BEGIN Data shown
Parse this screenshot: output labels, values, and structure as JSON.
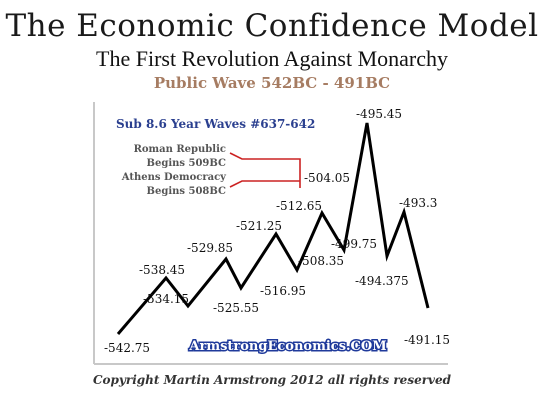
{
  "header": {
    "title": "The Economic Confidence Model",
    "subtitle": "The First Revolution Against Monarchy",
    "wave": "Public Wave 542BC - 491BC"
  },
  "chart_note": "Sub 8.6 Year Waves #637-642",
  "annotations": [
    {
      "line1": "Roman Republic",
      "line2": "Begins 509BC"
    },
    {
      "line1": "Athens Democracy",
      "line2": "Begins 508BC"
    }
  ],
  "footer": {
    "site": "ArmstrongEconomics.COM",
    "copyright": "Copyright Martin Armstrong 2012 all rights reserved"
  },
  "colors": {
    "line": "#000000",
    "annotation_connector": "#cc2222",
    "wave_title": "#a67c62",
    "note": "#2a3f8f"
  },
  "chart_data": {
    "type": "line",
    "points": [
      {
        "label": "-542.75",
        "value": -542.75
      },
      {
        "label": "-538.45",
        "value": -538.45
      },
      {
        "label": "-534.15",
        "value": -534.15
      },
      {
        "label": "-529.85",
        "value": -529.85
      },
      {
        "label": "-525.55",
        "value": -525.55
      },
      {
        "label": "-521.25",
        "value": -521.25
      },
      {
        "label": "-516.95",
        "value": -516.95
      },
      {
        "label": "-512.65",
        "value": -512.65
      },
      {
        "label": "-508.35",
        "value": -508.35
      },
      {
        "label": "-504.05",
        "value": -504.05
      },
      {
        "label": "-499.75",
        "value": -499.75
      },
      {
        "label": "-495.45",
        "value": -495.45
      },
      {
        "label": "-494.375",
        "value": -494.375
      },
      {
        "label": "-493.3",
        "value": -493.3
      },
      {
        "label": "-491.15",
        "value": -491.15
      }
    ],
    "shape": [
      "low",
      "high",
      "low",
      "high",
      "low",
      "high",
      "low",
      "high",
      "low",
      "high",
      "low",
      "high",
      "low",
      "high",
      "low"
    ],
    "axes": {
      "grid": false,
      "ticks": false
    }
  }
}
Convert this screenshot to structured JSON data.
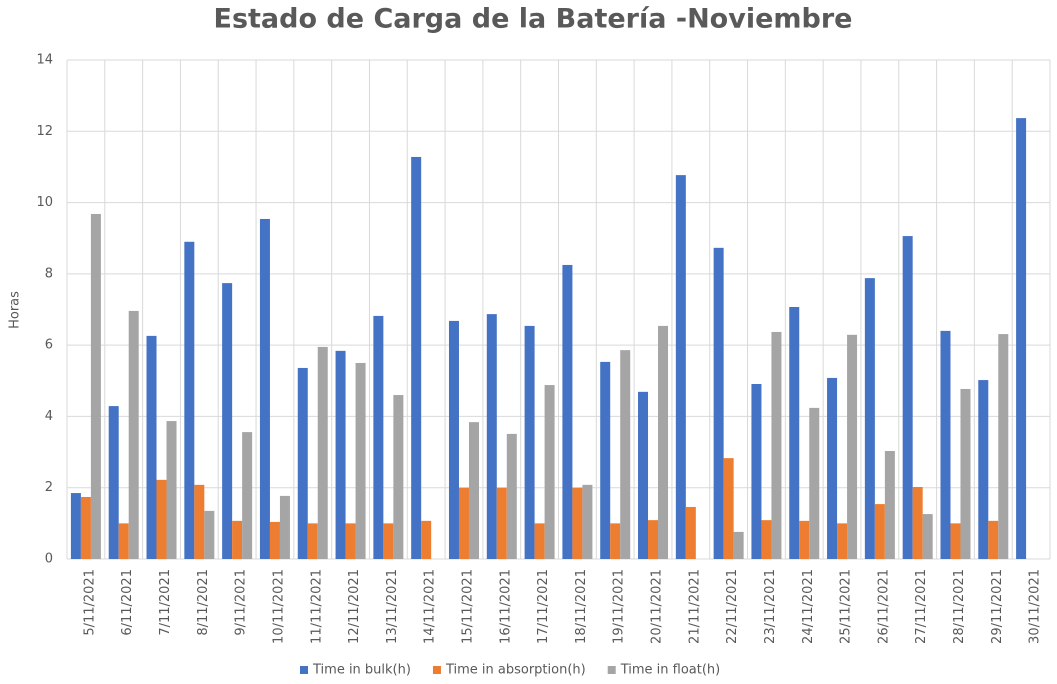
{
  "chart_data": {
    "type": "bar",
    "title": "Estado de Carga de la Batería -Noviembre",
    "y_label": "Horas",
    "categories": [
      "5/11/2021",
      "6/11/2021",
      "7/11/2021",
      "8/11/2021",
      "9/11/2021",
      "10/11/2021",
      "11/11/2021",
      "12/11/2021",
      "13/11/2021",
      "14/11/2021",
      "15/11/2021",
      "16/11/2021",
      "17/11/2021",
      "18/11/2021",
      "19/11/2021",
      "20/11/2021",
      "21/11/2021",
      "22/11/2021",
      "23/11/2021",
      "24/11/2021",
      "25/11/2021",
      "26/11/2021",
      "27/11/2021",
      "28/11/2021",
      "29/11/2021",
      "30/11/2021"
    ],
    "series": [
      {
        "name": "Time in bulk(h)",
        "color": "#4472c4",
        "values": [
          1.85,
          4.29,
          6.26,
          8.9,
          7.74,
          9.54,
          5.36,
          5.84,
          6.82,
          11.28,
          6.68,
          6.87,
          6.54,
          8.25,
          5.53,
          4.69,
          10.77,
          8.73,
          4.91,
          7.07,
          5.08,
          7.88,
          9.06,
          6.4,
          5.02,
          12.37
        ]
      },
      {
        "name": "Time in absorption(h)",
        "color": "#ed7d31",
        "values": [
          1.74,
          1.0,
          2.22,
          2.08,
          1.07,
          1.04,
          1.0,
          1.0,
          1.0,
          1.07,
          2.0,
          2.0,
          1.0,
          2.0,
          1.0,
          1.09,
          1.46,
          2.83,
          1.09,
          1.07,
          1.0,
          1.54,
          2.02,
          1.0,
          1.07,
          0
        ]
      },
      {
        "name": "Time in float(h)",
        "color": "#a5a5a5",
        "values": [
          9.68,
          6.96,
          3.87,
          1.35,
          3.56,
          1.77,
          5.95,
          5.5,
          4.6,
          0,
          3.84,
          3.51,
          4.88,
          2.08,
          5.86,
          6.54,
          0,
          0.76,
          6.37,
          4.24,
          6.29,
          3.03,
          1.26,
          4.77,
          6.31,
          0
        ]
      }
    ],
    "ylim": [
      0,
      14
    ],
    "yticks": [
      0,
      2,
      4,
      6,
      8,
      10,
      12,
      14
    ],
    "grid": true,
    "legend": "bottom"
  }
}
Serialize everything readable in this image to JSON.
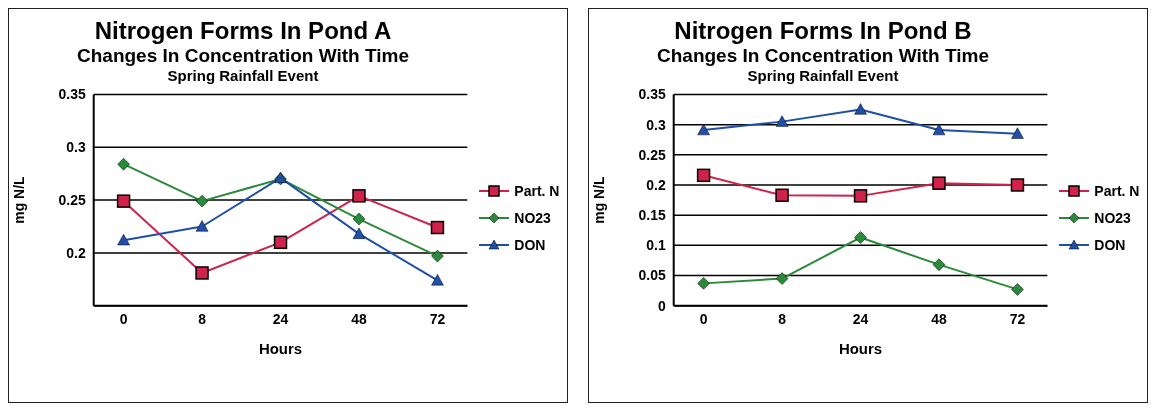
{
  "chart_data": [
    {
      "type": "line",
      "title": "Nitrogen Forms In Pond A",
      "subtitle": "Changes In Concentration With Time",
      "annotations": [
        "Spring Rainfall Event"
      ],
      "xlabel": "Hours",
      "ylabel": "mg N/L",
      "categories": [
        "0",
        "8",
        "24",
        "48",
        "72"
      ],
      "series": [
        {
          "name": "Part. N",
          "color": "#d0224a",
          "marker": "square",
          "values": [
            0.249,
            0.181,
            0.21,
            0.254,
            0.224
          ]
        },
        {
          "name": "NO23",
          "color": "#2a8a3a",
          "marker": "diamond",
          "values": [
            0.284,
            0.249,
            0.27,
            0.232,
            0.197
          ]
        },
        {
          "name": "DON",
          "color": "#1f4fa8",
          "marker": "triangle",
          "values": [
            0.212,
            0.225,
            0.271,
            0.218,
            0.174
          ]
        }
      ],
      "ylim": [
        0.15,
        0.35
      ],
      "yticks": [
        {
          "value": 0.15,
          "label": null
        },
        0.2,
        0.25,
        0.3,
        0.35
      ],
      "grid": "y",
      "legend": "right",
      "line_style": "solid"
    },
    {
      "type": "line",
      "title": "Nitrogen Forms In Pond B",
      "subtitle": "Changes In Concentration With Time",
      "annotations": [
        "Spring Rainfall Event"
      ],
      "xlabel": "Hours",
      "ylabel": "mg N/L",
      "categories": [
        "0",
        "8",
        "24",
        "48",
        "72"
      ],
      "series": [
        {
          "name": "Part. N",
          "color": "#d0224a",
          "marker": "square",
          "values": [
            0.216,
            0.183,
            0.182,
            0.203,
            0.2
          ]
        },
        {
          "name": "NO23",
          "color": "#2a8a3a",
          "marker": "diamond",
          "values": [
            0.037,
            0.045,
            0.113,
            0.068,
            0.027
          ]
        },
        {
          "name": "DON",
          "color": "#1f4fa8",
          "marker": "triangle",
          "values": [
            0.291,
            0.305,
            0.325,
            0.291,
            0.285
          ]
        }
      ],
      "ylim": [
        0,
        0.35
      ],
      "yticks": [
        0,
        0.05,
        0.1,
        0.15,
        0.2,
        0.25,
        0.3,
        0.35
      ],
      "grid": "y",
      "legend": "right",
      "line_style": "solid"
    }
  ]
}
END Data shown
# Written request:
Every line above should be returned exactly; the pictures stay out.

# Answer to this task:
Parse this screenshot: output labels, values, and structure as JSON.
{
  "header": {
    "title": "The Economic Confidence Model",
    "subtitle": "The First Revolution Against Monarchy",
    "wave": "Public Wave 542BC - 491BC"
  },
  "chart_note": "Sub 8.6 Year Waves #637-642",
  "annotations": [
    {
      "line1": "Roman Republic",
      "line2": "Begins 509BC"
    },
    {
      "line1": "Athens Democracy",
      "line2": "Begins 508BC"
    }
  ],
  "footer": {
    "site": "ArmstrongEconomics.COM",
    "copyright": "Copyright Martin Armstrong 2012 all rights reserved"
  },
  "colors": {
    "line": "#000000",
    "annotation_connector": "#cc2222",
    "wave_title": "#a67c62",
    "note": "#2a3f8f"
  },
  "chart_data": {
    "type": "line",
    "points": [
      {
        "label": "-542.75",
        "value": -542.75
      },
      {
        "label": "-538.45",
        "value": -538.45
      },
      {
        "label": "-534.15",
        "value": -534.15
      },
      {
        "label": "-529.85",
        "value": -529.85
      },
      {
        "label": "-525.55",
        "value": -525.55
      },
      {
        "label": "-521.25",
        "value": -521.25
      },
      {
        "label": "-516.95",
        "value": -516.95
      },
      {
        "label": "-512.65",
        "value": -512.65
      },
      {
        "label": "-508.35",
        "value": -508.35
      },
      {
        "label": "-504.05",
        "value": -504.05
      },
      {
        "label": "-499.75",
        "value": -499.75
      },
      {
        "label": "-495.45",
        "value": -495.45
      },
      {
        "label": "-494.375",
        "value": -494.375
      },
      {
        "label": "-493.3",
        "value": -493.3
      },
      {
        "label": "-491.15",
        "value": -491.15
      }
    ],
    "shape": [
      "low",
      "high",
      "low",
      "high",
      "low",
      "high",
      "low",
      "high",
      "low",
      "high",
      "low",
      "high",
      "low",
      "high",
      "low"
    ],
    "axes": {
      "grid": false,
      "ticks": false
    }
  }
}
Convert this screenshot to structured JSON data.
{
  "chart_data": {
    "type": "bar",
    "title": "Estado de Carga de la Batería -Noviembre",
    "y_label": "Horas",
    "categories": [
      "5/11/2021",
      "6/11/2021",
      "7/11/2021",
      "8/11/2021",
      "9/11/2021",
      "10/11/2021",
      "11/11/2021",
      "12/11/2021",
      "13/11/2021",
      "14/11/2021",
      "15/11/2021",
      "16/11/2021",
      "17/11/2021",
      "18/11/2021",
      "19/11/2021",
      "20/11/2021",
      "21/11/2021",
      "22/11/2021",
      "23/11/2021",
      "24/11/2021",
      "25/11/2021",
      "26/11/2021",
      "27/11/2021",
      "28/11/2021",
      "29/11/2021",
      "30/11/2021"
    ],
    "series": [
      {
        "name": "Time in bulk(h)",
        "color": "#4472c4",
        "values": [
          1.85,
          4.29,
          6.26,
          8.9,
          7.74,
          9.54,
          5.36,
          5.84,
          6.82,
          11.28,
          6.68,
          6.87,
          6.54,
          8.25,
          5.53,
          4.69,
          10.77,
          8.73,
          4.91,
          7.07,
          5.08,
          7.88,
          9.06,
          6.4,
          5.02,
          12.37
        ]
      },
      {
        "name": "Time in absorption(h)",
        "color": "#ed7d31",
        "values": [
          1.74,
          1.0,
          2.22,
          2.08,
          1.07,
          1.04,
          1.0,
          1.0,
          1.0,
          1.07,
          2.0,
          2.0,
          1.0,
          2.0,
          1.0,
          1.09,
          1.46,
          2.83,
          1.09,
          1.07,
          1.0,
          1.54,
          2.02,
          1.0,
          1.07,
          0
        ]
      },
      {
        "name": "Time in float(h)",
        "color": "#a5a5a5",
        "values": [
          9.68,
          6.96,
          3.87,
          1.35,
          3.56,
          1.77,
          5.95,
          5.5,
          4.6,
          0,
          3.84,
          3.51,
          4.88,
          2.08,
          5.86,
          6.54,
          0,
          0.76,
          6.37,
          4.24,
          6.29,
          3.03,
          1.26,
          4.77,
          6.31,
          0
        ]
      }
    ],
    "ylim": [
      0,
      14
    ],
    "yticks": [
      0,
      2,
      4,
      6,
      8,
      10,
      12,
      14
    ],
    "grid": true,
    "legend": "bottom"
  }
}
Serialize everything readable in this image to JSON.
{
  "chart_data": [
    {
      "type": "line",
      "title": "Nitrogen Forms In Pond A",
      "subtitle": "Changes In Concentration With Time",
      "annotations": [
        "Spring Rainfall Event"
      ],
      "xlabel": "Hours",
      "ylabel": "mg N/L",
      "categories": [
        "0",
        "8",
        "24",
        "48",
        "72"
      ],
      "series": [
        {
          "name": "Part. N",
          "color": "#d0224a",
          "marker": "square",
          "values": [
            0.249,
            0.181,
            0.21,
            0.254,
            0.224
          ]
        },
        {
          "name": "NO23",
          "color": "#2a8a3a",
          "marker": "diamond",
          "values": [
            0.284,
            0.249,
            0.27,
            0.232,
            0.197
          ]
        },
        {
          "name": "DON",
          "color": "#1f4fa8",
          "marker": "triangle",
          "values": [
            0.212,
            0.225,
            0.271,
            0.218,
            0.174
          ]
        }
      ],
      "ylim": [
        0.15,
        0.35
      ],
      "yticks": [
        {
          "value": 0.15,
          "label": null
        },
        0.2,
        0.25,
        0.3,
        0.35
      ],
      "grid": "y",
      "legend": "right",
      "line_style": "solid"
    },
    {
      "type": "line",
      "title": "Nitrogen Forms In Pond B",
      "subtitle": "Changes In Concentration With Time",
      "annotations": [
        "Spring Rainfall Event"
      ],
      "xlabel": "Hours",
      "ylabel": "mg N/L",
      "categories": [
        "0",
        "8",
        "24",
        "48",
        "72"
      ],
      "series": [
        {
          "name": "Part. N",
          "color": "#d0224a",
          "marker": "square",
          "values": [
            0.216,
            0.183,
            0.182,
            0.203,
            0.2
          ]
        },
        {
          "name": "NO23",
          "color": "#2a8a3a",
          "marker": "diamond",
          "values": [
            0.037,
            0.045,
            0.113,
            0.068,
            0.027
          ]
        },
        {
          "name": "DON",
          "color": "#1f4fa8",
          "marker": "triangle",
          "values": [
            0.291,
            0.305,
            0.325,
            0.291,
            0.285
          ]
        }
      ],
      "ylim": [
        0,
        0.35
      ],
      "yticks": [
        0,
        0.05,
        0.1,
        0.15,
        0.2,
        0.25,
        0.3,
        0.35
      ],
      "grid": "y",
      "legend": "right",
      "line_style": "solid"
    }
  ]
}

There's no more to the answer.